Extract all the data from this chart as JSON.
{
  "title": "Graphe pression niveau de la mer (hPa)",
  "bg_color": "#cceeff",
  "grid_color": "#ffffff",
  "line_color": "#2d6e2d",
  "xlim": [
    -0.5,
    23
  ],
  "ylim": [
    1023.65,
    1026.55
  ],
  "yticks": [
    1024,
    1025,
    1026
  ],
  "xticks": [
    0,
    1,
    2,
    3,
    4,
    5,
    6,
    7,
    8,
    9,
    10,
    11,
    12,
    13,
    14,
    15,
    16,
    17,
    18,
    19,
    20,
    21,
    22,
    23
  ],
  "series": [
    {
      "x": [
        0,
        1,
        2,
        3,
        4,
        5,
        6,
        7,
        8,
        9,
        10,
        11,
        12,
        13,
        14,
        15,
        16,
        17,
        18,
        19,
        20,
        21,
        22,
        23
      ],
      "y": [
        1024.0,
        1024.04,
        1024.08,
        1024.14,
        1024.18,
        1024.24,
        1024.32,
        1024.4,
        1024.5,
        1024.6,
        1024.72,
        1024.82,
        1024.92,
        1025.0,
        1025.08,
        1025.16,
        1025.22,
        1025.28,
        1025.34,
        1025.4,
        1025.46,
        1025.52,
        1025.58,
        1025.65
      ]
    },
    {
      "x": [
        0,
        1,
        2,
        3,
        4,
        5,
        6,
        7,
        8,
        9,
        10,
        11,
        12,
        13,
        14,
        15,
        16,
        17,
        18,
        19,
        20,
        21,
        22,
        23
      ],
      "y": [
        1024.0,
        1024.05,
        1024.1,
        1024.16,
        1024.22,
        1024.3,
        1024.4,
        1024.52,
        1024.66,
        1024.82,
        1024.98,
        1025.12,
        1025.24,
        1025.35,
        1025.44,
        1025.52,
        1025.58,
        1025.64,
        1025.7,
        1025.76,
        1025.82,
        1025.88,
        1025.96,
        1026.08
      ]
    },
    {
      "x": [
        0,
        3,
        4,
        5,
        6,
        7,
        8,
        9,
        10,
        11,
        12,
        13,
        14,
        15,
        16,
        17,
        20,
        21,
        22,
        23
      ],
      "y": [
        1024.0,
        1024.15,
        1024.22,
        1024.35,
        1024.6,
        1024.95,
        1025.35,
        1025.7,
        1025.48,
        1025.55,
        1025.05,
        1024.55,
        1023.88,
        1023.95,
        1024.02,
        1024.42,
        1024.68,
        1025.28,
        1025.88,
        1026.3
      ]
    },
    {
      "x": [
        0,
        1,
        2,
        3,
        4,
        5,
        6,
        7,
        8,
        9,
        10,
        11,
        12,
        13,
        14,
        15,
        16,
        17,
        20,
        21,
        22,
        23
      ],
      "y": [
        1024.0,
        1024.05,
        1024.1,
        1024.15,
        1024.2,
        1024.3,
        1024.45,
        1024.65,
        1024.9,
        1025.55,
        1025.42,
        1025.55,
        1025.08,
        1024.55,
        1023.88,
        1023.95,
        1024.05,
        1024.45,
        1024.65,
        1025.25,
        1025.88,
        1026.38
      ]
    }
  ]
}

═══

DIRECTION
Print all of the data exactly as it was given.

RESPONSE TO THIS TASK
Extract all the data from this chart as JSON.
{
  "title": "Graphe pression niveau de la mer (hPa)",
  "bg_color": "#cceeff",
  "grid_color": "#ffffff",
  "line_color": "#2d6e2d",
  "xlim": [
    -0.5,
    23
  ],
  "ylim": [
    1023.65,
    1026.55
  ],
  "yticks": [
    1024,
    1025,
    1026
  ],
  "xticks": [
    0,
    1,
    2,
    3,
    4,
    5,
    6,
    7,
    8,
    9,
    10,
    11,
    12,
    13,
    14,
    15,
    16,
    17,
    18,
    19,
    20,
    21,
    22,
    23
  ],
  "series": [
    {
      "x": [
        0,
        1,
        2,
        3,
        4,
        5,
        6,
        7,
        8,
        9,
        10,
        11,
        12,
        13,
        14,
        15,
        16,
        17,
        18,
        19,
        20,
        21,
        22,
        23
      ],
      "y": [
        1024.0,
        1024.04,
        1024.08,
        1024.14,
        1024.18,
        1024.24,
        1024.32,
        1024.4,
        1024.5,
        1024.6,
        1024.72,
        1024.82,
        1024.92,
        1025.0,
        1025.08,
        1025.16,
        1025.22,
        1025.28,
        1025.34,
        1025.4,
        1025.46,
        1025.52,
        1025.58,
        1025.65
      ]
    },
    {
      "x": [
        0,
        1,
        2,
        3,
        4,
        5,
        6,
        7,
        8,
        9,
        10,
        11,
        12,
        13,
        14,
        15,
        16,
        17,
        18,
        19,
        20,
        21,
        22,
        23
      ],
      "y": [
        1024.0,
        1024.05,
        1024.1,
        1024.16,
        1024.22,
        1024.3,
        1024.4,
        1024.52,
        1024.66,
        1024.82,
        1024.98,
        1025.12,
        1025.24,
        1025.35,
        1025.44,
        1025.52,
        1025.58,
        1025.64,
        1025.7,
        1025.76,
        1025.82,
        1025.88,
        1025.96,
        1026.08
      ]
    },
    {
      "x": [
        0,
        3,
        4,
        5,
        6,
        7,
        8,
        9,
        10,
        11,
        12,
        13,
        14,
        15,
        16,
        17,
        20,
        21,
        22,
        23
      ],
      "y": [
        1024.0,
        1024.15,
        1024.22,
        1024.35,
        1024.6,
        1024.95,
        1025.35,
        1025.7,
        1025.48,
        1025.55,
        1025.05,
        1024.55,
        1023.88,
        1023.95,
        1024.02,
        1024.42,
        1024.68,
        1025.28,
        1025.88,
        1026.3
      ]
    },
    {
      "x": [
        0,
        1,
        2,
        3,
        4,
        5,
        6,
        7,
        8,
        9,
        10,
        11,
        12,
        13,
        14,
        15,
        16,
        17,
        20,
        21,
        22,
        23
      ],
      "y": [
        1024.0,
        1024.05,
        1024.1,
        1024.15,
        1024.2,
        1024.3,
        1024.45,
        1024.65,
        1024.9,
        1025.55,
        1025.42,
        1025.55,
        1025.08,
        1024.55,
        1023.88,
        1023.95,
        1024.05,
        1024.45,
        1024.65,
        1025.25,
        1025.88,
        1026.38
      ]
    }
  ]
}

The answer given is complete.